Material provided:
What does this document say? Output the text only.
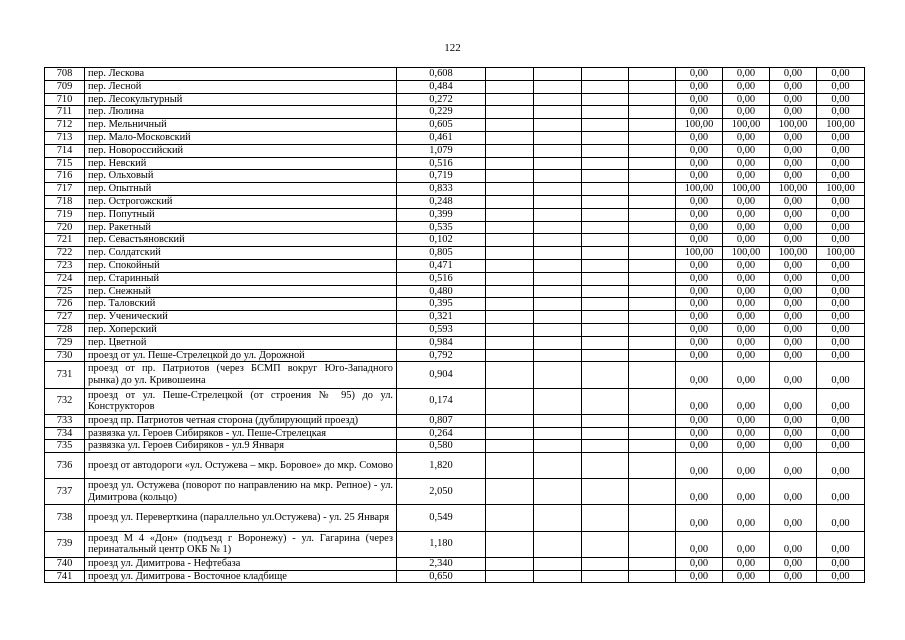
122
708	пер. Лескова	0,608					0,00	0,00	0,00	0,00
709	пер. Лесной	0,484					0,00	0,00	0,00	0,00
710	пер. Лесокультурный	0,272					0,00	0,00	0,00	0,00
711	пер. Люлина	0,229					0,00	0,00	0,00	0,00
712	пер. Мельничный	0,605					100,00	100,00	100,00	100,00
713	пер. Мало-Московский	0,461					0,00	0,00	0,00	0,00
714	пер. Новороссийский	1,079					0,00	0,00	0,00	0,00
715	пер. Невский	0,516					0,00	0,00	0,00	0,00
716	пер. Ольховый	0,719					0,00	0,00	0,00	0,00
717	пер. Опытный	0,833					100,00	100,00	100,00	100,00
718	пер. Острогожский	0,248					0,00	0,00	0,00	0,00
719	пер. Попутный	0,399					0,00	0,00	0,00	0,00
720	пер. Ракетный	0,535					0,00	0,00	0,00	0,00
721	пер. Севастьяновский	0,102					0,00	0,00	0,00	0,00
722	пер. Солдатский	0,805					100,00	100,00	100,00	100,00
723	пер. Спокойный	0,471					0,00	0,00	0,00	0,00
724	пер. Старинный	0,516					0,00	0,00	0,00	0,00
725	пер. Снежный	0,480					0,00	0,00	0,00	0,00
726	пер. Таловский	0,395					0,00	0,00	0,00	0,00
727	пер. Ученический	0,321					0,00	0,00	0,00	0,00
728	пер. Хоперский	0,593					0,00	0,00	0,00	0,00
729	пер. Цветной	0,984					0,00	0,00	0,00	0,00
730	проезд от ул. Пеше-Стрелецкой до ул. Дорожной	0,792					0,00	0,00	0,00	0,00
731	проезд от пр. Патриотов (через БСМП вокруг Юго-Западного рынка) до ул. Кривошеина	0,904					0,00	0,00	0,00	0,00
732	проезд от ул. Пеше-Стрелецкой (от строения № 95) до ул. Конструкторов	0,174					0,00	0,00	0,00	0,00
733	проезд пр. Патриотов четная сторона (дублирующий проезд)	0,807					0,00	0,00	0,00	0,00
734	развязка ул. Героев Сибиряков - ул. Пеше-Стрелецкая	0,264					0,00	0,00	0,00	0,00
735	развязка ул. Героев Сибиряков - ул.9 Января	0,580					0,00	0,00	0,00	0,00
736	проезд от автодороги «ул. Остужева – мкр. Боровое» до мкр. Сомово	1,820					0,00	0,00	0,00	0,00
737	проезд ул. Остужева (поворот по направлению на мкр. Репное) - ул. Димитрова (кольцо)	2,050					0,00	0,00	0,00	0,00
738	проезд ул. Переверткина (параллельно ул.Остужева) - ул. 25 Января	0,549					0,00	0,00	0,00	0,00
739	проезд М 4 «Дон» (подъезд г Воронежу) - ул. Гагарина (через перинатальный центр ОКБ № 1)	1,180					0,00	0,00	0,00	0,00
740	проезд ул. Димитрова - Нефтебаза	2,340					0,00	0,00	0,00	0,00
741	проезд ул. Димитрова - Восточное кладбище	0,650					0,00	0,00	0,00	0,00
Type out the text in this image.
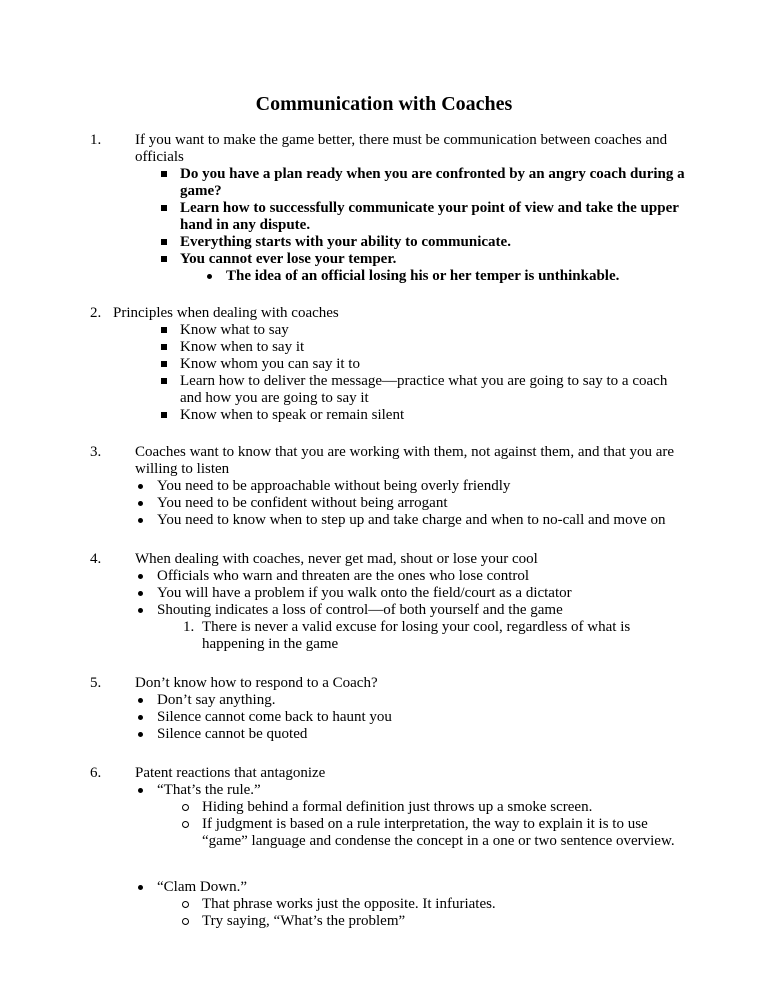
Communication with Coaches
1. If you want to make the game better, there must be communication between coaches and officials
Do you have a plan ready when you are confronted by an angry coach during a game?
Learn how to successfully communicate your point of view and take the upper hand in any dispute.
Everything starts with your ability to communicate.
You cannot ever lose your temper.
The idea of an official losing his or her temper is unthinkable.
2. Principles when dealing with coaches
Know what to say
Know when to say it
Know whom you can say it to
Learn how to deliver the message—practice what you are going to say to a coach and how you are going to say it
Know when to speak or remain silent
3. Coaches want to know that you are working with them, not against them, and that you are willing to listen
You need to be approachable without being overly friendly
You need to be confident without being arrogant
You need to know when to step up and take charge and when to no-call and move on
4. When dealing with coaches, never get mad, shout or lose your cool
Officials who warn and threaten are the ones who lose control
You will have a problem if you walk onto the field/court as a dictator
Shouting indicates a loss of control—of both yourself and the game
1. There is never a valid excuse for losing your cool, regardless of what is happening in the game
5. Don’t know how to respond to a Coach?
Don’t say anything.
Silence cannot come back to haunt you
Silence cannot be quoted
6. Patent reactions that antagonize
“That’s the rule.”
Hiding behind a formal definition just throws up a smoke screen.
If judgment is based on a rule interpretation, the way to explain it is to use “game” language and condense the concept in a one or two sentence overview.
“Clam Down.”
That phrase works just the opposite. It infuriates.
Try saying, “What’s the problem”
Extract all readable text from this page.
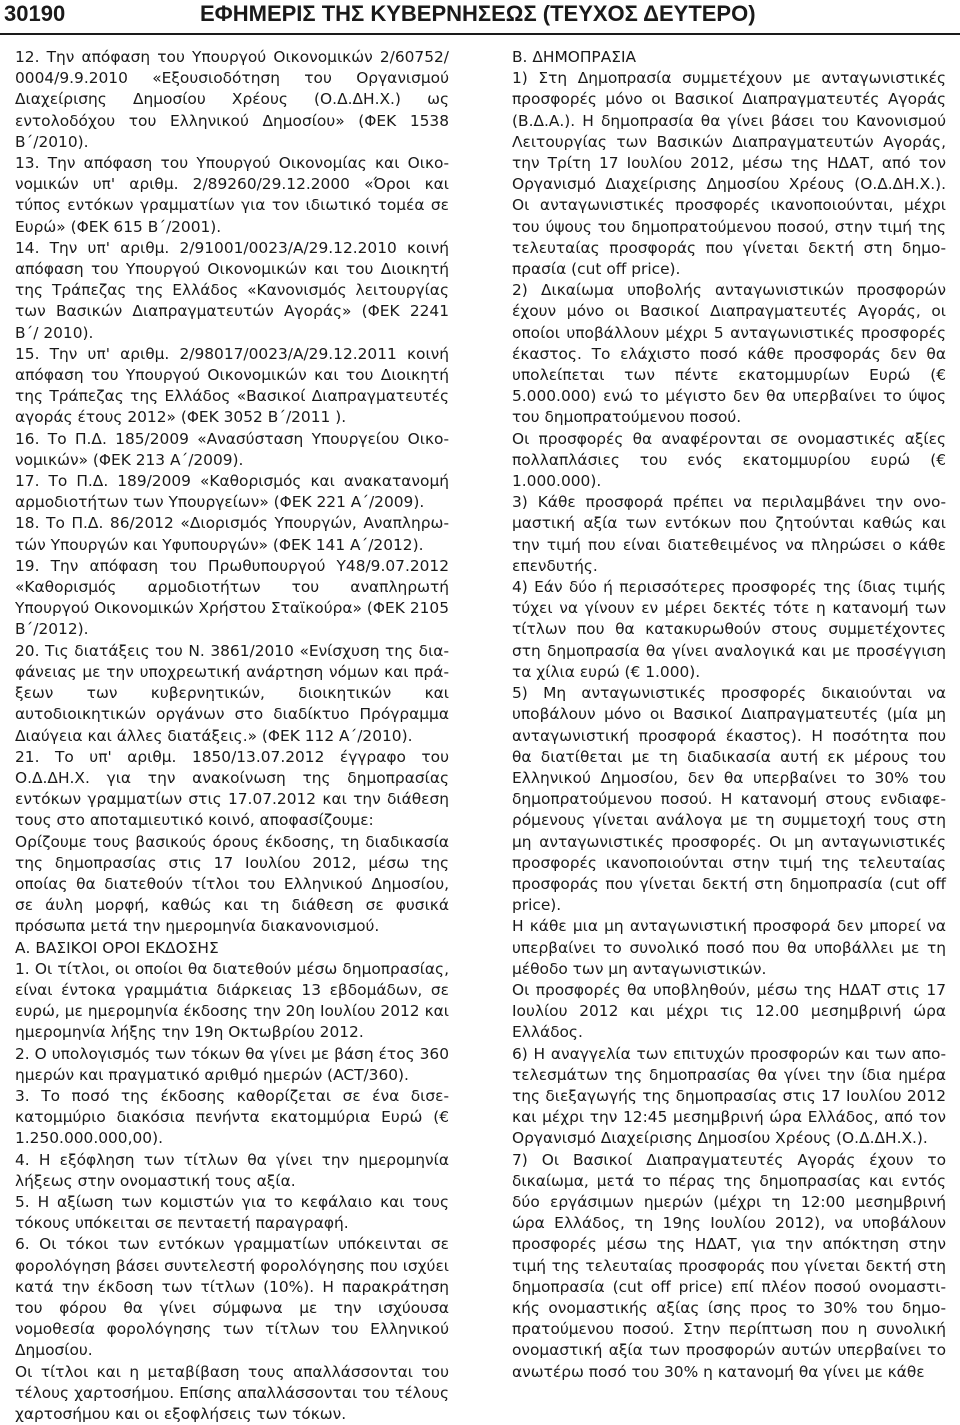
30190	ΕΦΗΜΕΡΙΣ ΤΗΣ ΚΥΒΕΡΝΗΣΕΩΣ (ΤΕΥΧΟΣ ΔΕΥΤΕΡΟ)

12. Την απόφαση του Υπουργού Οικονομικών 2/60752/ 0004/9.9.2010 «Εξουσιοδότηση του Οργανισμού Διαχείρισης Δημοσίου Χρέους (Ο.Δ.ΔΗ.Χ.) ως εντολοδόχου του Ελληνικού Δημοσίου» (ΦΕΚ 1538 Β΄/2010).

13. Την απόφαση του Υπουργού Οικονομίας και Οικονομικών υπ' αριθμ. 2/89260/29.12.2000 «Όροι και τύπος εντόκων γραμματίων για τον ιδιωτικό τομέα σε Ευρώ» (ΦΕΚ 615 Β΄/2001).

14. Την υπ' αριθμ. 2/91001/0023/Α/29.12.2010 κοινή απόφαση του Υπουργού Οικονομικών και του Διοικητή της Τράπεζας της Ελλάδος «Κανονισμός λειτουργίας των Βασικών Διαπραγματευτών Αγοράς» (ΦΕΚ 2241 Β΄/ 2010).

15. Την υπ' αριθμ. 2/98017/0023/Α/29.12.2011 κοινή απόφαση του Υπουργού Οικονομικών και του Διοικητή της Τράπεζας της Ελλάδος «Βασικοί Διαπραγματευτές αγοράς έτους 2012» (ΦΕΚ 3052 Β΄/2011 ).

16. Το Π.Δ. 185/2009 «Ανασύσταση Υπουργείου Οικονομικών» (ΦΕΚ 213 Α΄/2009).

17. Το Π.Δ. 189/2009 «Καθορισμός και ανακατανομή αρμοδιοτήτων των Υπουργείων» (ΦΕΚ 221 Α΄/2009).

18. Το Π.Δ. 86/2012 «Διορισμός Υπουργών, Αναπληρωτών Υπουργών και Υφυπουργών» (ΦΕΚ 141 Α΄/2012).

19. Την απόφαση του Πρωθυπουργού Υ48/9.07.2012 «Καθορισμός αρμοδιοτήτων του αναπληρωτή Υπουργού Οικονομικών Χρήστου Σταϊκούρα» (ΦΕΚ 2105 Β΄/2012).

20. Τις διατάξεις του Ν. 3861/2010 «Ενίσχυση της διαφάνειας με την υποχρεωτική ανάρτηση νόμων και πράξεων των κυβερνητικών, διοικητικών και αυτοδιοικητικών οργάνων στο διαδίκτυο Πρόγραμμα Διαύγεια και άλλες διατάξεις.» (ΦΕΚ 112 Α΄/2010).

21. Το υπ' αριθμ. 1850/13.07.2012 έγγραφο του Ο.Δ.ΔΗ.Χ. για την ανακοίνωση της δημοπρασίας εντόκων γραμματίων στις 17.07.2012 και την διάθεση τους στο αποταμιευτικό κοινό, αποφασίζουμε:

Ορίζουμε τους βασικούς όρους έκδοσης, τη διαδικασία της δημοπρασίας στις 17 Ιουλίου 2012, μέσω της οποίας θα διατεθούν τίτλοι του Ελληνικού Δημοσίου, σε άυλη μορφή, καθώς και τη διάθεση σε φυσικά πρόσωπα μετά την ημερομηνία διακανονισμού.

Α. ΒΑΣΙΚΟΙ ΟΡΟΙ ΕΚΔΟΣΗΣ

1. Οι τίτλοι, οι οποίοι θα διατεθούν μέσω δημοπρασίας, είναι έντοκα γραμμάτια διάρκειας 13 εβδομάδων, σε ευρώ, με ημερομηνία έκδοσης την 20η Ιουλίου 2012 και ημερομηνία λήξης την 19η Οκτωβρίου 2012.

2. Ο υπολογισμός των τόκων θα γίνει με βάση έτος 360 ημερών και πραγματικό αριθμό ημερών (ACT/360).

3. Το ποσό της έκδοσης καθορίζεται σε ένα δισεκατομμύριο διακόσια πενήντα εκατομμύρια Ευρώ (€ 1.250.000.000,00).

4. Η εξόφληση των τίτλων θα γίνει την ημερομηνία λήξεως στην ονομαστική τους αξία.

5. Η αξίωση των κομιστών για το κεφάλαιο και τους τόκους υπόκειται σε πενταετή παραγραφή.

6. Οι τόκοι των εντόκων γραμματίων υπόκεινται σε φορολόγηση βάσει συντελεστή φορολόγησης που ισχύει κατά την έκδοση των τίτλων (10%). Η παρακράτηση του φόρου θα γίνει σύμφωνα με την ισχύουσα νομοθεσία φορολόγησης των τίτλων του Ελληνικού Δημοσίου.

Οι τίτλοι και η μεταβίβαση τους απαλλάσσονται του τέλους χαρτοσήμου. Επίσης απαλλάσσονται του τέλους χαρτοσήμου και οι εξοφλήσεις των τόκων.

Β. ΔΗΜΟΠΡΑΣΙΑ

1) Στη Δημοπρασία συμμετέχουν με ανταγωνιστικές προσφορές μόνο οι Βασικοί Διαπραγματευτές Αγοράς (Β.Δ.Α.). Η δημοπρασία θα γίνει βάσει του Κανονισμού Λειτουργίας των Βασικών Διαπραγματευτών Αγοράς, την Τρίτη 17 Ιουλίου 2012, μέσω της ΗΔΑΤ, από τον Οργανισμό Διαχείρισης Δημοσίου Χρέους (Ο.Δ.ΔΗ.Χ.). Οι ανταγωνιστικές προσφορές ικανοποιούνται, μέχρι του ύψους του δημοπρατούμενου ποσού, στην τιμή της τελευταίας προσφοράς που γίνεται δεκτή στη δημοπρασία (cut off price).

2) Δικαίωμα υποβολής ανταγωνιστικών προσφορών έχουν μόνο οι Βασικοί Διαπραγματευτές Αγοράς, οι οποίοι υποβάλλουν μέχρι 5 ανταγωνιστικές προσφορές έκαστος. Το ελάχιστο ποσό κάθε προσφοράς δεν θα υπολείπεται των πέντε εκατομμυρίων Ευρώ (€ 5.000.000) ενώ το μέγιστο δεν θα υπερβαίνει το ύψος του δημοπρατούμενου ποσού.

Οι προσφορές θα αναφέρονται σε ονομαστικές αξίες πολλαπλάσιες του ενός εκατομμυρίου ευρώ (€ 1.000.000).

3) Κάθε προσφορά πρέπει να περιλαμβάνει την ονομαστική αξία των εντόκων που ζητούνται καθώς και την τιμή που είναι διατεθειμένος να πληρώσει ο κάθε επενδυτής.

4) Εάν δύο ή περισσότερες προσφορές της ίδιας τιμής τύχει να γίνουν εν μέρει δεκτές τότε η κατανομή των τίτλων που θα κατακυρωθούν στους συμμετέχοντες στη δημοπρασία θα γίνει αναλογικά και με προσέγγιση τα χίλια ευρώ (€ 1.000).

5) Μη ανταγωνιστικές προσφορές δικαιούνται να υποβάλουν μόνο οι Βασικοί Διαπραγματευτές (μία μη ανταγωνιστική προσφορά έκαστος). Η ποσότητα που θα διατίθεται με τη διαδικασία αυτή εκ μέρους του Ελληνικού Δημοσίου, δεν θα υπερβαίνει το 30% του δημοπρατούμενου ποσού. Η κατανομή στους ενδιαφερόμενους γίνεται ανάλογα με τη συμμετοχή τους στη μη ανταγωνιστικές προσφορές. Οι μη ανταγωνιστικές προσφορές ικανοποιούνται στην τιμή της τελευταίας προσφοράς που γίνεται δεκτή στη δημοπρασία (cut off price).

Η κάθε μια μη ανταγωνιστική προσφορά δεν μπορεί να υπερβαίνει το συνολικό ποσό που θα υποβάλλει με τη μέθοδο των μη ανταγωνιστικών.

Οι προσφορές θα υποβληθούν, μέσω της ΗΔΑΤ στις 17 Ιουλίου 2012 και μέχρι τις 12.00 μεσημβρινή ώρα Ελλάδος.

6) Η αναγγελία των επιτυχών προσφορών και των αποτελεσμάτων της δημοπρασίας θα γίνει την ίδια ημέρα της διεξαγωγής της δημοπρασίας στις 17 Ιουλίου 2012 και μέχρι την 12:45 μεσημβρινή ώρα Ελλάδος, από τον Οργανισμό Διαχείρισης Δημοσίου Χρέους (Ο.Δ.ΔΗ.Χ.).

7) Οι Βασικοί Διαπραγματευτές Αγοράς έχουν το δικαίωμα, μετά το πέρας της δημοπρασίας και εντός δύο εργάσιμων ημερών (μέχρι τη 12:00 μεσημβρινή ώρα Ελλάδος, τη 19ης Ιουλίου 2012), να υποβάλουν προσφορές μέσω της ΗΔΑΤ, για την απόκτηση στην τιμή της τελευταίας προσφοράς που γίνεται δεκτή στη δημοπρασία (cut off price) επί πλέον ποσού ονομαστικής ονομαστικής αξίας ίσης προς το 30% του δημοπρατούμενου ποσού. Στην περίπτωση που η συνολική ονομαστική αξία των προσφορών αυτών υπερβαίνει το ανωτέρω ποσό του 30% η κατανομή θα γίνει με κάθε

Exercise details:
Reproduce each line of the entries in which the word "Silence" is found.

Result for this exercise:
Silence cannot come back to haunt you
Silence cannot be quoted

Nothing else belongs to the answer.